-- EXCERTO DO TEXTO --
Assim, embora o desporto seja muitas vezes aconselhado a quem sofre de ansiedade e stress, pode também não ser o adequado a quem não goste de praticar atividade física. “Cada um deve ter noção do que é saudável para si próprio”, volta a reforçar o especialista, uma ideia com a qual o presidente da Federação de Ginástica de Portugal concorda.
“Não devemos generalizar uma coisa que é diferente de ginasta para ginasta e de pessoa para pessoa. Todos reagimos de maneira diferente aos treinos e às competições”, defende Luís Arrais, que se mostra renitente em achar que a pressão possa estar na origem da desistência de Simone Biles, dado que “é algo com o qual esta jovem lida há anos”.
Saber pedir ajuda, quando o desporto pode ser, afinal, uma ajuda
E é aqui que a questão do apoio psicológico de torna fundamental. Não só para ajudar um atleta que saiba reconhecer que não está bem, mas logo desde o início do seu processo de iniciação na competição.
É nesse sentido que a Federação de Ginástica de Portugal assinou, na passada semana, uma parceria com a Ordem dos Psicólogos que visa, precisamente, “ajudar os atletas, desde o mais cedo possível, com ferramentas que lhes permitam combater os problema inerentes à competição, o lidar com o stress, com a pressão, conseguir manter o foco e a concentração durante mais tempo”, afirma Luís Arrais, para quem o mais importante é “intervir antes que haja problemas”.
Saber pedir auxílio, como fez Simone, “tona-se relevante” porque ajuda a sensibilizar os seus pares e porque só assim permite ao outro perceber o que se está a passar, faz notar, por sua vez, Gaspar Ferreira, que levanta outra questão importante: a coragem de um atleta pedir ajuda, quando todos os dias trabalha numa modalidade que por norma ensina os atletas “a serem resilientes e capazes de, em momentos difíceis, não desistir”.
“É importante empoderar as pessoas a serem capazes de afirmar as suas dificuldades ao mesmo tempo que o desporto tem a capacidade de nos dar a tenacidade para em alguns momentos enfrentarmos aquilo que precisamos de fazer, que muitas vezes é extremamente difícil mas é preciso fazer”, reforça, dando a entender a complexidade da questão da saúde mental no desporto.

-- REGISTOS FORNECIDOS --

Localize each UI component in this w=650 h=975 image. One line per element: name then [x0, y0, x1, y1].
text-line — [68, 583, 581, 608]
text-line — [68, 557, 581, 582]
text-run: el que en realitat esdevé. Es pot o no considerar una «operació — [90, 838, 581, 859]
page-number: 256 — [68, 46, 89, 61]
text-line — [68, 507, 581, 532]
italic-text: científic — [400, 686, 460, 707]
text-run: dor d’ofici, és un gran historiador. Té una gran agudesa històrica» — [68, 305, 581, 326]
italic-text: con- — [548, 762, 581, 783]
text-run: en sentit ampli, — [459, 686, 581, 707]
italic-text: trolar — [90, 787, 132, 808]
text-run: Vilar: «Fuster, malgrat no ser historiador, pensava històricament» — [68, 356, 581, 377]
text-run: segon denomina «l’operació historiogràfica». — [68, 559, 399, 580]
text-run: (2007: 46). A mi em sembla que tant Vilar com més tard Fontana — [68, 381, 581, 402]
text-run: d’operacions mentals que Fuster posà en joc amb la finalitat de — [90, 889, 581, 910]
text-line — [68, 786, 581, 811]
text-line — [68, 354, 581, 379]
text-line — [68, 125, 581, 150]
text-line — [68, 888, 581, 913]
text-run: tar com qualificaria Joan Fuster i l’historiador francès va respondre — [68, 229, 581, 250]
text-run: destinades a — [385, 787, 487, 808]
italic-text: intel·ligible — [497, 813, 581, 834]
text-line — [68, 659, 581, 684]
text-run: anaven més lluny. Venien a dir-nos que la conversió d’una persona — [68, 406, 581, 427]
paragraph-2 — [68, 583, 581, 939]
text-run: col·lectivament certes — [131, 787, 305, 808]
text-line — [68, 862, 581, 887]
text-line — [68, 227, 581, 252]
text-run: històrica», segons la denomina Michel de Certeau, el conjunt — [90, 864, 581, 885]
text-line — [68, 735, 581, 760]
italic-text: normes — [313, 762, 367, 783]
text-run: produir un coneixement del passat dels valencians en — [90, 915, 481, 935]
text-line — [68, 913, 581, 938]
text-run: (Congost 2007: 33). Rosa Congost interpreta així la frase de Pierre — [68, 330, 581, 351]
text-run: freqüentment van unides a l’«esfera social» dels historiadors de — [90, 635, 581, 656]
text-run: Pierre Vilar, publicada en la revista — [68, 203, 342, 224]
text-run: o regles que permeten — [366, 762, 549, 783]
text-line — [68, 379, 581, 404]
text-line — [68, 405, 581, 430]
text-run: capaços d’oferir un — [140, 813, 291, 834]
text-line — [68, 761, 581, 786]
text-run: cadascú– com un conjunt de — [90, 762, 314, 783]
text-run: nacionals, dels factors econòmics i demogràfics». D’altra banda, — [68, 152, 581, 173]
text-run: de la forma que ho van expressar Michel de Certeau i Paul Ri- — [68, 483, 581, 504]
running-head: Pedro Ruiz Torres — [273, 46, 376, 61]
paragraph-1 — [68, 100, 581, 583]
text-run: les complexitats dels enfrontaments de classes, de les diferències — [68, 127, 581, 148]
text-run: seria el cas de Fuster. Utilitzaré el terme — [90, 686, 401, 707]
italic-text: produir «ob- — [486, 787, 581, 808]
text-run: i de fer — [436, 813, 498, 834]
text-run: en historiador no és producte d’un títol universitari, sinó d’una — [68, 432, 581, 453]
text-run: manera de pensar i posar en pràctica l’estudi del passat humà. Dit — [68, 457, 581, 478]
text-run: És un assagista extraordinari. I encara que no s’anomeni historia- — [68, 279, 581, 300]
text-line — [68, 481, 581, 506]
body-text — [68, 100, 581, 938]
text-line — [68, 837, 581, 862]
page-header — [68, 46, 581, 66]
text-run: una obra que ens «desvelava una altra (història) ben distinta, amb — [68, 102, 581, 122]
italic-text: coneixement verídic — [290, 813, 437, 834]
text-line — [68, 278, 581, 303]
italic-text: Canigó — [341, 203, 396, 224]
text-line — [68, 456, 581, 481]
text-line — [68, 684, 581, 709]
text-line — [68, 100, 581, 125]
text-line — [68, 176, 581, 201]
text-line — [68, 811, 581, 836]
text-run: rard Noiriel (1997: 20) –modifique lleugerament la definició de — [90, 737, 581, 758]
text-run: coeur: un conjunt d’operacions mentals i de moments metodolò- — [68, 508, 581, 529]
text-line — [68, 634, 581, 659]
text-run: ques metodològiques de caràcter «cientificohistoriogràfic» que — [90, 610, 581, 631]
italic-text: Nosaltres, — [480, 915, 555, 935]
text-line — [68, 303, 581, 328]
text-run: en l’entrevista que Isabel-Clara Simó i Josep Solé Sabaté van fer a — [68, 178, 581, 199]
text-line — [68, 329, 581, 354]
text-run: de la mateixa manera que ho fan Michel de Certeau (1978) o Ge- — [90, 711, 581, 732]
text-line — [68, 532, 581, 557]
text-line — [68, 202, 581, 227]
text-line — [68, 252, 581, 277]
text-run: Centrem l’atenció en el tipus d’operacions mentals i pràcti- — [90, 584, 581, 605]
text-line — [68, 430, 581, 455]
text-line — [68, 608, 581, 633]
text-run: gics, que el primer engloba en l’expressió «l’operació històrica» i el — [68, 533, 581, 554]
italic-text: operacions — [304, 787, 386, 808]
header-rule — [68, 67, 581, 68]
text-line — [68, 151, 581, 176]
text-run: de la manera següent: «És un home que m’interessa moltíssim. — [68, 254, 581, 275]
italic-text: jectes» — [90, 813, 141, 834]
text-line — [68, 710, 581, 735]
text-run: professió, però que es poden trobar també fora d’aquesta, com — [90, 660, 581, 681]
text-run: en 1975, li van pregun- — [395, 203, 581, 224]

-- REQUISITOS DO EXERCÍCIO --
1. Segundo o texto sobre saúde mental no desporto, com que entidade assinou a Federação de Ginástica de Portugal uma parceria?
2. Prossiga o texto sobre saúde mental no desporto a partir da última frase apresentada.

-- RESPOSTAS POR TAREFA --
1. Com a Ordem dos Psicólogos.

2.
O regresso de Simone e a necessidade de reciprocidade
Simone Biles acabou por decidir marcar presença na última prova de Ginástica Artística dos Jogos Olímpicos. Um regresso aplaudido e desejado por muitos, mas questionado por outros. Se para o presidente da FGP – e segundo aquilo que ouviu “nos corredores” de Tóquio – este regresso pode indiciar que o problema de Simone poderia não ser especificamente um problema de saúde mental, para Gaspar Ferreira pode haver uma outra explicação.
“Acho que um atleta pode refletir sobre as suas experiências e ver o que é melhor para ele. Ele ter essa autonomia e maturidade para ouvir as pessoas à sua volta também é importante, diz o psicólogo, lembrando que “temos muitas pessoas que ficam aquém do seu potencial por não saberem ouvir”. Por outro lado, há a questão da “reciprocidade”.
Existe um equilíbrio pessoal que por vezes “leva a que as pessoas queiram corresponder às expetativas, porque ‘vivo numa comunidade e tenho o dever de reciprocidade’. Se recebo tanto também devo retribuir e essa é uma dimensão importante do desporto”, lembra.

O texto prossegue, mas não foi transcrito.